Tally the lines that include "TetherUS". Output the number only.

##### Material to process

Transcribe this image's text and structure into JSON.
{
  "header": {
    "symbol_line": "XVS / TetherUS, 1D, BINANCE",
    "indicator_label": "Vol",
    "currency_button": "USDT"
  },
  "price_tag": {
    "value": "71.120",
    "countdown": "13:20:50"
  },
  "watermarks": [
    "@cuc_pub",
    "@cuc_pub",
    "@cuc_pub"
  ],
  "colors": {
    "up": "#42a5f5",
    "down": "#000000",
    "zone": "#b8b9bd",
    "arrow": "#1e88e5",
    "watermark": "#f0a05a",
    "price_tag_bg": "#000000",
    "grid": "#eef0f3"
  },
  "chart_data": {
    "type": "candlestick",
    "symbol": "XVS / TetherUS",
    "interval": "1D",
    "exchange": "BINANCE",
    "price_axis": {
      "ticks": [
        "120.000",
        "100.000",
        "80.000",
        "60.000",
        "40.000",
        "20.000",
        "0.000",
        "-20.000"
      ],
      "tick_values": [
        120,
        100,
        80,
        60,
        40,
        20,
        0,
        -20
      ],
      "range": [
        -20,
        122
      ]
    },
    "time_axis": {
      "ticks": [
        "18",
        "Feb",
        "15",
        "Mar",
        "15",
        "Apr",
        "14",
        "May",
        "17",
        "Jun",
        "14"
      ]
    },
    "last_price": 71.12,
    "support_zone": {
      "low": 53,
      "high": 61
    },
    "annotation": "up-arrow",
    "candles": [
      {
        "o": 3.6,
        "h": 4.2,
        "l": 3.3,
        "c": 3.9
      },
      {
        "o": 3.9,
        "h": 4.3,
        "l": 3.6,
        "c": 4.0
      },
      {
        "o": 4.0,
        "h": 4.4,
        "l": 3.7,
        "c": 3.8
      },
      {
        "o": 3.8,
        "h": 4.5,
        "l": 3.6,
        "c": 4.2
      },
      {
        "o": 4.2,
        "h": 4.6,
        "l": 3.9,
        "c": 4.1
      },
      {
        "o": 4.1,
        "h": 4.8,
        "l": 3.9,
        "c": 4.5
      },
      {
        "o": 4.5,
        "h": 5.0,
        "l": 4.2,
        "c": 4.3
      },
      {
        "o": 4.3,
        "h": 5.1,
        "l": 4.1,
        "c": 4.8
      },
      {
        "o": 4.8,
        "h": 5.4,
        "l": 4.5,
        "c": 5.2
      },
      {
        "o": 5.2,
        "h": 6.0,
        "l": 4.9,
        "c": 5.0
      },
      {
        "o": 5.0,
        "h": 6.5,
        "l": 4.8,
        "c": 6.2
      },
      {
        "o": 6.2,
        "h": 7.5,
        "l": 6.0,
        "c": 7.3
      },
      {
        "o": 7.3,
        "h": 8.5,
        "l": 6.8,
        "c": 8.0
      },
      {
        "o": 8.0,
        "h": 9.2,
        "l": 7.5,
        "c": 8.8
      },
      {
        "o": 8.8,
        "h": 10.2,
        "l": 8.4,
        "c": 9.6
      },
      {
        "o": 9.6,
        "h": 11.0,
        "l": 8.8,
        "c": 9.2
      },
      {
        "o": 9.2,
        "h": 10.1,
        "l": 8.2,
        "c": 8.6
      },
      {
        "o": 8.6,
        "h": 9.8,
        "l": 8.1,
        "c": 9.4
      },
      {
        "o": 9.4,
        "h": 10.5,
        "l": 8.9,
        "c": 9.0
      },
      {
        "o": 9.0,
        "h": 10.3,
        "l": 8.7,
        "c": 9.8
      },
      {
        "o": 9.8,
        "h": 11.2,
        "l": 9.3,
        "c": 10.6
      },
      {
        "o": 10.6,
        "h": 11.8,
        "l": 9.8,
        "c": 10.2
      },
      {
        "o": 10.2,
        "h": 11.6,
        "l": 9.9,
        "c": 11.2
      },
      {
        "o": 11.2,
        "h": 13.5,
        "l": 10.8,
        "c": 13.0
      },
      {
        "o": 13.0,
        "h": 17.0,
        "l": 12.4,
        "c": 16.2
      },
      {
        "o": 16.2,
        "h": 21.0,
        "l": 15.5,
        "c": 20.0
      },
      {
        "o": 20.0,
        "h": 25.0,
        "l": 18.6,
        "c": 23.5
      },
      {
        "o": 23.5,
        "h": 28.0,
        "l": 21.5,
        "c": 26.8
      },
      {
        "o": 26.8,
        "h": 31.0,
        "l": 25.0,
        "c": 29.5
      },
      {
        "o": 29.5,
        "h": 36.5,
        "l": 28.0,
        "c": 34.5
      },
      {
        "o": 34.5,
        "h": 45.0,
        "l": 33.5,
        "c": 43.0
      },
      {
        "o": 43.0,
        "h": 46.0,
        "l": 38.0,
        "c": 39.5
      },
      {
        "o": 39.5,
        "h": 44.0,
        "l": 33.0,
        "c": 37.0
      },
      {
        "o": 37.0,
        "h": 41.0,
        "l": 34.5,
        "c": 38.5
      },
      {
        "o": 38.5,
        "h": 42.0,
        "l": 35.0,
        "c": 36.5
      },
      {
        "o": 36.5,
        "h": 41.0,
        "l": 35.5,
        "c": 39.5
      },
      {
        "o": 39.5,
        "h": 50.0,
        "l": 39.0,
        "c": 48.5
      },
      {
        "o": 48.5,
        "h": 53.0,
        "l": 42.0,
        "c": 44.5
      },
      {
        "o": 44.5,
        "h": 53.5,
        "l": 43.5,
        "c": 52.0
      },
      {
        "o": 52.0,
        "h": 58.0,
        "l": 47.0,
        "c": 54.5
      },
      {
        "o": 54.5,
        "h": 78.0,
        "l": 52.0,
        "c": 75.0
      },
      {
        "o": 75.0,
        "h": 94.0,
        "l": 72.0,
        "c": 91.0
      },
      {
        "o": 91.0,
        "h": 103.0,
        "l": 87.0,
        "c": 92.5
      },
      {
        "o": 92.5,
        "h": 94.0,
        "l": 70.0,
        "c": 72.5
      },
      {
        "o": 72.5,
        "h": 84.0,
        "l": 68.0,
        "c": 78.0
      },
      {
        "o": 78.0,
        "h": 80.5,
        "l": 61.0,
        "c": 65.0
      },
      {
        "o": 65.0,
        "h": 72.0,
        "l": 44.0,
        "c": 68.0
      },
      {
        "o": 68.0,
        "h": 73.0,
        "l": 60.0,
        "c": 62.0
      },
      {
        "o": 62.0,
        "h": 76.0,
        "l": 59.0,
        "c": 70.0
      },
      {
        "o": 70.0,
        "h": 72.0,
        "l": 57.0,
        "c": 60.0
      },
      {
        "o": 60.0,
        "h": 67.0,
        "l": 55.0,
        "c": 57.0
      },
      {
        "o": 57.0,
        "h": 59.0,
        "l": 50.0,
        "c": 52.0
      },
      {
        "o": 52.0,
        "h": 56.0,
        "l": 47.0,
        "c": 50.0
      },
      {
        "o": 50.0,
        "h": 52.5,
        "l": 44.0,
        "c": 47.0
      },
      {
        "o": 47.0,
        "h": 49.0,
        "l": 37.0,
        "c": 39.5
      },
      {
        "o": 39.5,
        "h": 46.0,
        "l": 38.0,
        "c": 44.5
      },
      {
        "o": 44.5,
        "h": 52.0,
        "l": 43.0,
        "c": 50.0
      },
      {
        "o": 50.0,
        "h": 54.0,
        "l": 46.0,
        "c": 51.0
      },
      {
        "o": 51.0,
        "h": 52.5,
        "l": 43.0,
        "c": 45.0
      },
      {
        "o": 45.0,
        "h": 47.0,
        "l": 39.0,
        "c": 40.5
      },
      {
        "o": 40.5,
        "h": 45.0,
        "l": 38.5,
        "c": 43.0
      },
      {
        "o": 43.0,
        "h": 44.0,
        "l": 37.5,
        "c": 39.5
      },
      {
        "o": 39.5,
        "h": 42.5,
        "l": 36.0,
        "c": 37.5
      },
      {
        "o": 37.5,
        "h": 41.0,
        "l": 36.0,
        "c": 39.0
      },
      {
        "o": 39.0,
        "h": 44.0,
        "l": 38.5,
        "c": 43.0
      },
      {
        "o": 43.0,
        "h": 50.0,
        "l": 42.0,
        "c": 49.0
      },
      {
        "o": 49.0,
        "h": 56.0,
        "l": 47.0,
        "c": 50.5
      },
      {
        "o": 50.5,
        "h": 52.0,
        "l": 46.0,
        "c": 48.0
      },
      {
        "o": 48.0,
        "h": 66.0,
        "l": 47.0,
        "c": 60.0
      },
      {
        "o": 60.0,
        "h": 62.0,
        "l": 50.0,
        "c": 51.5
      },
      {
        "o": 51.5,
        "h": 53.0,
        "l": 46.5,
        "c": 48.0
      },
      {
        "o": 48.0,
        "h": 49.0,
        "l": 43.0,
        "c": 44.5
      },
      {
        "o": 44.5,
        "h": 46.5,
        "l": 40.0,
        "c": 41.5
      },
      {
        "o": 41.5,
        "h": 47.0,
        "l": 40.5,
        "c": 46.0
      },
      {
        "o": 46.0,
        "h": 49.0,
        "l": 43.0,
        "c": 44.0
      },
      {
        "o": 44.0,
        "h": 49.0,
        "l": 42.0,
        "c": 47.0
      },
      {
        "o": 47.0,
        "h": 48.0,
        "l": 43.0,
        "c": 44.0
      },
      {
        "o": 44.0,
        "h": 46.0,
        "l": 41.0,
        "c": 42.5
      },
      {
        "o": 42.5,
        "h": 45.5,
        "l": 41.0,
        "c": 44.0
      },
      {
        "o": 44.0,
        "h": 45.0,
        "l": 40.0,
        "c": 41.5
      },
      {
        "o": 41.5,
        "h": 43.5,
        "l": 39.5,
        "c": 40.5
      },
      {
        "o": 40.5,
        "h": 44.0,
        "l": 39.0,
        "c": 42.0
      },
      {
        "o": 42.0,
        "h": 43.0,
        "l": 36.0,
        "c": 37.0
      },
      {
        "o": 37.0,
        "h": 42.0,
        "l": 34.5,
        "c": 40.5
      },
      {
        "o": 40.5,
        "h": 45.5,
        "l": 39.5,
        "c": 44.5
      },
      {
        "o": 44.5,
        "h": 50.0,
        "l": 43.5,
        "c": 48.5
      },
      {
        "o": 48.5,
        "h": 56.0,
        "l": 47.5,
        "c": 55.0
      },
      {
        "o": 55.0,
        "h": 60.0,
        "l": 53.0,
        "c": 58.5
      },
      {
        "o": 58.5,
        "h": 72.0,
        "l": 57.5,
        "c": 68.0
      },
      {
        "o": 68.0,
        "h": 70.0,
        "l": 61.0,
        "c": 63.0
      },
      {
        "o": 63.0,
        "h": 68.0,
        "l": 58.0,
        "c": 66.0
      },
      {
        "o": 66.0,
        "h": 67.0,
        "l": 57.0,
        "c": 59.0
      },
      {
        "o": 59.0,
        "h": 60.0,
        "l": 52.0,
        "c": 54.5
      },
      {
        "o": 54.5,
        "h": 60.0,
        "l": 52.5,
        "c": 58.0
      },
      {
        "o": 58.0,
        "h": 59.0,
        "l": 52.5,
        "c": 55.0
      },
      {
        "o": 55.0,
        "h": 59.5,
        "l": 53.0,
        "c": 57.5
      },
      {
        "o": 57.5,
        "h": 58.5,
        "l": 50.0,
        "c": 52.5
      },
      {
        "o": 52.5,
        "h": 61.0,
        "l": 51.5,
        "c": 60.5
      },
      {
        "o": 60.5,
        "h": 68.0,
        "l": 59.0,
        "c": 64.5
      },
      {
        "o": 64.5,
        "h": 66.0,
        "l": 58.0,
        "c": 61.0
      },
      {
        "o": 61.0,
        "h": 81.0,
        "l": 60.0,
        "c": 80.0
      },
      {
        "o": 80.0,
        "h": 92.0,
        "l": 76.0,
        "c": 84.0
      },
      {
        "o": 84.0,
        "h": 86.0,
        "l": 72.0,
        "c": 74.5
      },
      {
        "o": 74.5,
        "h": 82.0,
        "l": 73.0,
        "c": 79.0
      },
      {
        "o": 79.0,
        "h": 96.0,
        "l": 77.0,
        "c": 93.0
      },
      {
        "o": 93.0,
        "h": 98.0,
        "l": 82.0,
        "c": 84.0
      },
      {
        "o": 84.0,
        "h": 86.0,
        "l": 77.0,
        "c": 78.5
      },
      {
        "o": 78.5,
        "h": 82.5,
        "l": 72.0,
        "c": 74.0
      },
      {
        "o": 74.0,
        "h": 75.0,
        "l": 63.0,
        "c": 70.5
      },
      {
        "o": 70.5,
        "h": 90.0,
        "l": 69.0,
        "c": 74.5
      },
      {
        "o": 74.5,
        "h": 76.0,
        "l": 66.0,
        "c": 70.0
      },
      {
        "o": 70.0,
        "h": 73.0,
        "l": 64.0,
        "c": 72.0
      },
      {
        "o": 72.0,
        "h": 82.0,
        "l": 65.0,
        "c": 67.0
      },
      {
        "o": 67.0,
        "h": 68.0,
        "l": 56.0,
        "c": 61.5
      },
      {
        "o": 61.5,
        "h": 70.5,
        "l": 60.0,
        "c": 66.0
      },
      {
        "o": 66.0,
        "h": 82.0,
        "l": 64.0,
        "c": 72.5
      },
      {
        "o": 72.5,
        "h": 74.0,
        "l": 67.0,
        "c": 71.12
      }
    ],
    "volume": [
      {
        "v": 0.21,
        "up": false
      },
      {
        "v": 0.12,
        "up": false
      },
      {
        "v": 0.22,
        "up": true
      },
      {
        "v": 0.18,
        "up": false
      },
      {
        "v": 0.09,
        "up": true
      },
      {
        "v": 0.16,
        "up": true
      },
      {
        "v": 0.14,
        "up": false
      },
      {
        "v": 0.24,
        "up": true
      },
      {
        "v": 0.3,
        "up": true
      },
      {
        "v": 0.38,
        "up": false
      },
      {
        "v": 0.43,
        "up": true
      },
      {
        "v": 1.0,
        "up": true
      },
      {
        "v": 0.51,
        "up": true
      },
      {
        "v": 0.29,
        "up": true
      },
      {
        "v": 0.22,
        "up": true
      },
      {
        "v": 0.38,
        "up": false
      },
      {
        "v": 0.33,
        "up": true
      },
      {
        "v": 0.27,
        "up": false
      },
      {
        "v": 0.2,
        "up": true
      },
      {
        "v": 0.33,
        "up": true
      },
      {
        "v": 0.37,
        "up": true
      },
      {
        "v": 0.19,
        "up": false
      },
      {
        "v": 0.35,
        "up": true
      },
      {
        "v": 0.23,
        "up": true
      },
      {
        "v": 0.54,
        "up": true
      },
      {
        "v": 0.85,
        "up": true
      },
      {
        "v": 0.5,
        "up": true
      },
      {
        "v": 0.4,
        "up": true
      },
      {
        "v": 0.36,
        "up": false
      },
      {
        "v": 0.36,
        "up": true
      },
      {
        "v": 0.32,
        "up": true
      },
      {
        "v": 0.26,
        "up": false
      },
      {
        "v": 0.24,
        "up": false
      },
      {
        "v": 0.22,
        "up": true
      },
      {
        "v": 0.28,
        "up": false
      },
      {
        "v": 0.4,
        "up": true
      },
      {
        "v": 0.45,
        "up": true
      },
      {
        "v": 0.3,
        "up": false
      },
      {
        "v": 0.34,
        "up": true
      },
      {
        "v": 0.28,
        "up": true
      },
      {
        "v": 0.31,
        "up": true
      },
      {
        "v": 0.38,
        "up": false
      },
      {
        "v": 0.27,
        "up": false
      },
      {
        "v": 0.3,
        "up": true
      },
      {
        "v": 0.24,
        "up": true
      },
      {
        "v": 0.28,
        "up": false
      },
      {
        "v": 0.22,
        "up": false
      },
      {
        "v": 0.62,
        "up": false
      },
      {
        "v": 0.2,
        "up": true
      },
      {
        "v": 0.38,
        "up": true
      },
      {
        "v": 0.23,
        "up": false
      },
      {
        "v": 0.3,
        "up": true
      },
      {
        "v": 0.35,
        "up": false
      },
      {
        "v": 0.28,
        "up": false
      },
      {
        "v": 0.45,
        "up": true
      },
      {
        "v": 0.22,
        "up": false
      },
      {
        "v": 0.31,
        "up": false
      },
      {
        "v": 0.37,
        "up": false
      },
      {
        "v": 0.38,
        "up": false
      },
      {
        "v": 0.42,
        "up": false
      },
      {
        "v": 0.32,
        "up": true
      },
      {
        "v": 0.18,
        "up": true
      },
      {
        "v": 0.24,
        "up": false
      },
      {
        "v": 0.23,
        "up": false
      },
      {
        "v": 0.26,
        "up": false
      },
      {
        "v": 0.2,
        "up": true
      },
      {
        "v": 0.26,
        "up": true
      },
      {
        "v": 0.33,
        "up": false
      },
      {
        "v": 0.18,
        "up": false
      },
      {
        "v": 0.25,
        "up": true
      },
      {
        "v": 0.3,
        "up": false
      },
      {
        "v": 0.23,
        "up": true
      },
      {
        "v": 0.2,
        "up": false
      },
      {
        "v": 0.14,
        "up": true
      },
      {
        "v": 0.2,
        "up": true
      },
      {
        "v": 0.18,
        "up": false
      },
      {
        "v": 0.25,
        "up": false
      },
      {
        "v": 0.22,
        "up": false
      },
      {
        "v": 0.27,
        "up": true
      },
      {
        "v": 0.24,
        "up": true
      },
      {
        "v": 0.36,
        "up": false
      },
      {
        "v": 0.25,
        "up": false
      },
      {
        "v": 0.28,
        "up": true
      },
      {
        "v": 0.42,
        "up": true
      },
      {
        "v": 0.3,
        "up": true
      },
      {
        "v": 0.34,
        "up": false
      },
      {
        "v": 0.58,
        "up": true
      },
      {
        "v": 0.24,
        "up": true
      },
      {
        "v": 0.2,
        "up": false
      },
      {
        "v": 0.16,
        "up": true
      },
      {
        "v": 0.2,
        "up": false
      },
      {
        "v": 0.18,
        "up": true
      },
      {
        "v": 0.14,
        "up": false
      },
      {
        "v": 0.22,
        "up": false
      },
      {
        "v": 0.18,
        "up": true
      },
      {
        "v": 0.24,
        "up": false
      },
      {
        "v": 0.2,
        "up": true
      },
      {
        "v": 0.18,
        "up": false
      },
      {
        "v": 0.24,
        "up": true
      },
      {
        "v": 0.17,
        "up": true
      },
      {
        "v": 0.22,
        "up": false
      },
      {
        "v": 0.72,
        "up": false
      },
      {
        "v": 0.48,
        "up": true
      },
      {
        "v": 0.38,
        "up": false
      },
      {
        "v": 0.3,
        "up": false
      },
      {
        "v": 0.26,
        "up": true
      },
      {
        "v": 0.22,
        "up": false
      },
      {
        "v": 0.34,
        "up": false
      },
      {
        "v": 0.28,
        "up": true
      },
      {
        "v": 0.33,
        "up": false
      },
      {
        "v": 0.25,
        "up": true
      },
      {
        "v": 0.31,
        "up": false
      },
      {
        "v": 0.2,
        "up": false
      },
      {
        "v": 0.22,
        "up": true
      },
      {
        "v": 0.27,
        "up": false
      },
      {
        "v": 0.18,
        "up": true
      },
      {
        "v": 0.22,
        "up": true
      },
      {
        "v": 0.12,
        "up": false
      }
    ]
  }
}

##########

**Final answer**
2